### GIVEN INSTRUCTION
Reproduce the listing below exactly, minus its pictures.
==========
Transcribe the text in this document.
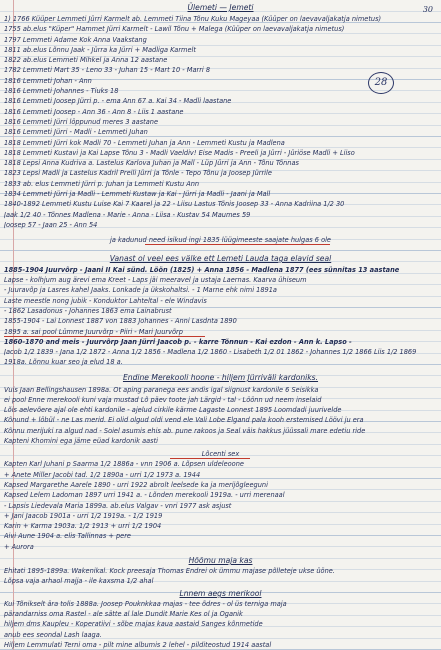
30
28
Ülemeti — Jemeti
1) 1766 Küüper Lemmeti Jürri Karmelt ab. Lemmeti Tiina Tõnu Kuku Mageyaa (Küüper on laevavaljakatja nimetus)
1755 ab.elus "Küper" Hammet Jürri Karmelt - Lawil Tõnu + Malega (Küüper on laevavaljakatja nimetus)
1797 Lemmeti Adame Kok Anna Vaakstang
1811 ab.elus Lõnnu Jaak - Jürra ka Jürri + Madliga Karmelt
1822 ab.elus Lemmeti Mihkel ja Anna 12 aastane
1782 Lemmeti Mart 35 - Leno 33 - Juhan 15 - Mart 10 - Marri 8
1816 Lemmeti Johan - Ann
1816 Lemmeti Johannes - Tiuks 18
1816 Lemmeti Joosep Jürri p. - ema Ann 67 a. Kai 34 - Madli laastane
1816 Lemmeti Joosep - Ann 36 - Ann 8 - Liis 1 aastane
1816 Lemmeti Jürri löppunud meres 3 aastane
1816 Lemmeti Jürri - Madli - Lemmeti Juhan
1818 Lemmeti Jürri kok Madli 70 - Lemmeti Juhan ja Ann - Lemmeti Kustu ja Madlena
1818 Lemmeti Kustavi ja Kai Lapse Tõnu 3 - Madli Vaeldiv! Eise Madis - Preeli ja Jürri - Jüriöse Madli + Liiso
1818 Lepsi Anna Kudriva a. Lastelus Karlova Juhan ja Mall - Lüp Jürri ja Ann - Tõnu Tõnnas
1823 Lepsi Madli ja Lastelus Kadril Preili Jürri ja Tõnle - Tepo Tõnu ja Joosep Jürrile
1833 ab. elus Lemmeti Jürri p. Juhan ja Lemmeti Kustu Ann
1834 Lemmeti Jürri ja Madli - Lemmeti Kustaw ja Kai - Jürri ja Madli - Jaani ja Mall
1840-1892 Lemmeti Kustu Luise Kai 7 Kaarel ja 22 - Liisu Lastus Tõnis Joosep 33 - Anna Kadriina 1/2 30
Jaak 1/2 40 - Tõnnes Madlena - Marie - Anna - Liisa - Kustav 54 Maumes 59
Joosep 57 - Jaan 25 - Ann 54
ja kadunud need isikud ingi 1835 lüügimeeste saajate hulgas 6 ole
Vanast ol veel ees välke ett Lemeti Lauda taga elavid seal
1885-1904 Juurvõrp - Jaani II Kai sünd. Löön (1825) + Anna 1856 - Madlena 1877 (ees sünnitas 13 aastane
Lapse - kolhjum aug ärevi ema Kreet - Laps jäi meeravel ja ustaja Laernas. Kaarva ühiseum
- Juuravõp ja Lasres kahel Jaaks. Lonkade ja ükskohaltsi. - 1 Marne ehk nimi 1891a
Laste meestle nong jubik - Konduktor Lahteltal - ele Windavis
- 1862 Lasadonus - Johannes 1863 ema Lainabrust
1855-1904 - Lai Lonnest 1887 von 1883 Johannes - Anni Lasdnta 1890
1895 a. sai pool Lümme Juurvõrp - Piiri - Mari Juurvõrp
1860-1870 and meis - Juurvõrp Jaan Jürri Jaacob p. - karre Tõnnun - Kai ezdon - Ann k. Lapso -
Jacob 1/2 1839 - Jana 1/2 1872 - Anna 1/2 1856 - Madlena 1/2 1860 - Lisabeth 1/2 01 1862 - Johannes 1/2 1866 Liis 1/2 1869
1918a. Lõnnu kuar seo ja elud 18 a.
Endine Merekooli hoone - hiljem Jürriväli kardoniks.
Vuis Jaan Bellingshausen 1898a. Ot aping paranega ees andis igal siignust kardonile 6 Seisikka
ei pool Enne merekooli kuni vaja mustad Lõ päev toote jah Lärgid - tal - Löönn ud neem inselaid
Lõis aelevõere ajal ole ehti kardonile - ajelud cirkile kärme Lagaste Lonnest 1895 Loomdadi juurivelde
Kõnund + löbül - ne Las merid. Ei olid olgud oldi vend ele Vali Lobe Elgand pala kooh erstemised Löövi ju era
Kõnnu merijuki ra algud nad - Soiel asumis ehis ab. pune rakoos ja Seal väis hakkus jüüssali mare edetiu ride
Kapteni Khomini ega jäme eüad kardonik aasti
Lõcenti sex
Kapten Karl Juhani p Saarma 1/2 1886a - vnn 1906 a. Lõpsen uldeleoone
+ Anete Miller Jacobi tad. 1/2 1890a - urri 1/2 1973 a. 1944
Kapsed Margarethe Aarele 1890 - urri 1922 abrolt leelsede ka ja merijõgleeguni
Kapsed Lelem Ladoman 1897 urri 1941 a. - Lõnden merekooli 1919a. - urri merenaal
- Lapsis Liedevala Maria 1899a. ab.elus Valgav - vnri 1977 ask asjust
+ Jani Jaacob 1901a - urri 1/2 1919a. - 1/2 1919
Karin + Karma 1903a. 1/2 1913 + urri 1/2 1904
Aivi Aune 1904 a. elis Tallinnas + pere
+ Aurora
Hõõmu maja kas
Ehitati 1895-1899a. Wakenikal. Kock preesaja Thomas Endrei ok ümmu majase põlleteje ukse üöne.
Lõpsa vaja arhaol majja - ile kaxsma 1/2 ahal
Lnnem aegs merikool
Kui Tõnikselt ära tolis 1888a. Joosep Pouknkkaa majas - tee õdres - ol üs terniga maja
pärandarniss oma Rastel - ale sätte al lale Dundit Marie Kes ol ja Oganik
hiljem dms Kaupleu - Koperatiivi - sõbe majas kaua aastaid Sanges kõnmetide
anub ees seondal Lash laaga.
Hiljem Lemmulati Terni oma - pilt mine albumis 2 lehel - pilditeostud 1914 aastal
==========
### ANSWER TO THIS PROBLEM
Transcribe the text in this document.
30
28
Ülemeti — Jemeti
1) 1766 Küüper Lemmeti Jürri Karmelt ab. Lemmeti Tiina Tõnu Kuku Mageyaa (Küüper on laevavaljakatja nimetus)
1755 ab.elus "Küper" Hammet Jürri Karmelt - Lawil Tõnu + Malega (Küüper on laevavaljakatja nimetus)
1797 Lemmeti Adame Kok Anna Vaakstang
1811 ab.elus Lõnnu Jaak - Jürra ka Jürri + Madliga Karmelt
1822 ab.elus Lemmeti Mihkel ja Anna 12 aastane
1782 Lemmeti Mart 35 - Leno 33 - Juhan 15 - Mart 10 - Marri 8
1816 Lemmeti Johan - Ann
1816 Lemmeti Johannes - Tiuks 18
1816 Lemmeti Joosep Jürri p. - ema Ann 67 a. Kai 34 - Madli laastane
1816 Lemmeti Joosep - Ann 36 - Ann 8 - Liis 1 aastane
1816 Lemmeti Jürri löppunud meres 3 aastane
1816 Lemmeti Jürri - Madli - Lemmeti Juhan
1818 Lemmeti Jürri kok Madli 70 - Lemmeti Juhan ja Ann - Lemmeti Kustu ja Madlena
1818 Lemmeti Kustavi ja Kai Lapse Tõnu 3 - Madli Vaeldiv! Eise Madis - Preeli ja Jürri - Jüriöse Madli + Liiso
1818 Lepsi Anna Kudriva a. Lastelus Karlova Juhan ja Mall - Lüp Jürri ja Ann - Tõnu Tõnnas
1823 Lepsi Madli ja Lastelus Kadril Preili Jürri ja Tõnle - Tepo Tõnu ja Joosep Jürrile
1833 ab. elus Lemmeti Jürri p. Juhan ja Lemmeti Kustu Ann
1834 Lemmeti Jürri ja Madli - Lemmeti Kustaw ja Kai - Jürri ja Madli - Jaani ja Mall
1840-1892 Lemmeti Kustu Luise Kai 7 Kaarel ja 22 - Liisu Lastus Tõnis Joosep 33 - Anna Kadriina 1/2 30
Jaak 1/2 40 - Tõnnes Madlena - Marie - Anna - Liisa - Kustav 54 Maumes 59
Joosep 57 - Jaan 25 - Ann 54
ja kadunud need isikud ingi 1835 lüügimeeste saajate hulgas 6 ole
Vanast ol veel ees välke ett Lemeti Lauda taga elavid seal
1885-1904 Juurvõrp - Jaani II Kai sünd. Löön (1825) + Anna 1856 - Madlena 1877 (ees sünnitas 13 aastane
Lapse - kolhjum aug ärevi ema Kreet - Laps jäi meeravel ja ustaja Laernas. Kaarva ühiseum
- Juuravõp ja Lasres kahel Jaaks. Lonkade ja ükskohaltsi. - 1 Marne ehk nimi 1891a
Laste meestle nong jubik - Konduktor Lahteltal - ele Windavis
- 1862 Lasadonus - Johannes 1863 ema Lainabrust
1855-1904 - Lai Lonnest 1887 von 1883 Johannes - Anni Lasdnta 1890
1895 a. sai pool Lümme Juurvõrp - Piiri - Mari Juurvõrp
1860-1870 and meis - Juurvõrp Jaan Jürri Jaacob p. - karre Tõnnun - Kai ezdon - Ann k. Lapso -
Jacob 1/2 1839 - Jana 1/2 1872 - Anna 1/2 1856 - Madlena 1/2 1860 - Lisabeth 1/2 01 1862 - Johannes 1/2 1866 Liis 1/2 1869
1918a. Lõnnu kuar seo ja elud 18 a.
Endine Merekooli hoone - hiljem Jürriväli kardoniks.
Vuis Jaan Bellingshausen 1898a. Ot aping paranega ees andis igal siignust kardonile 6 Seisikka
ei pool Enne merekooli kuni vaja mustad Lõ päev toote jah Lärgid - tal - Löönn ud neem inselaid
Lõis aelevõere ajal ole ehti kardonile - ajelud cirkile kärme Lagaste Lonnest 1895 Loomdadi juurivelde
Kõnund + löbül - ne Las merid. Ei olid olgud oldi vend ele Vali Lobe Elgand pala kooh erstemised Löövi ju era
Kõnnu merijuki ra algud nad - Soiel asumis ehis ab. pune rakoos ja Seal väis hakkus jüüssali mare edetiu ride
Kapteni Khomini ega jäme eüad kardonik aasti
Lõcenti sex
Kapten Karl Juhani p Saarma 1/2 1886a - vnn 1906 a. Lõpsen uldeleoone
+ Anete Miller Jacobi tad. 1/2 1890a - urri 1/2 1973 a. 1944
Kapsed Margarethe Aarele 1890 - urri 1922 abrolt leelsede ka ja merijõgleeguni
Kapsed Lelem Ladoman 1897 urri 1941 a. - Lõnden merekooli 1919a. - urri merenaal
- Lapsis Liedevala Maria 1899a. ab.elus Valgav - vnri 1977 ask asjust
+ Jani Jaacob 1901a - urri 1/2 1919a. - 1/2 1919
Karin + Karma 1903a. 1/2 1913 + urri 1/2 1904
Aivi Aune 1904 a. elis Tallinnas + pere
+ Aurora
Hõõmu maja kas
Ehitati 1895-1899a. Wakenikal. Kock preesaja Thomas Endrei ok ümmu majase põlleteje ukse üöne.
Lõpsa vaja arhaol majja - ile kaxsma 1/2 ahal
Lnnem aegs merikool
Kui Tõnikselt ära tolis 1888a. Joosep Pouknkkaa majas - tee õdres - ol üs terniga maja
pärandarniss oma Rastel - ale sätte al lale Dundit Marie Kes ol ja Oganik
hiljem dms Kaupleu - Koperatiivi - sõbe majas kaua aastaid Sanges kõnmetide
anub ees seondal Lash laaga.
Hiljem Lemmulati Terni oma - pilt mine albumis 2 lehel - pilditeostud 1914 aastal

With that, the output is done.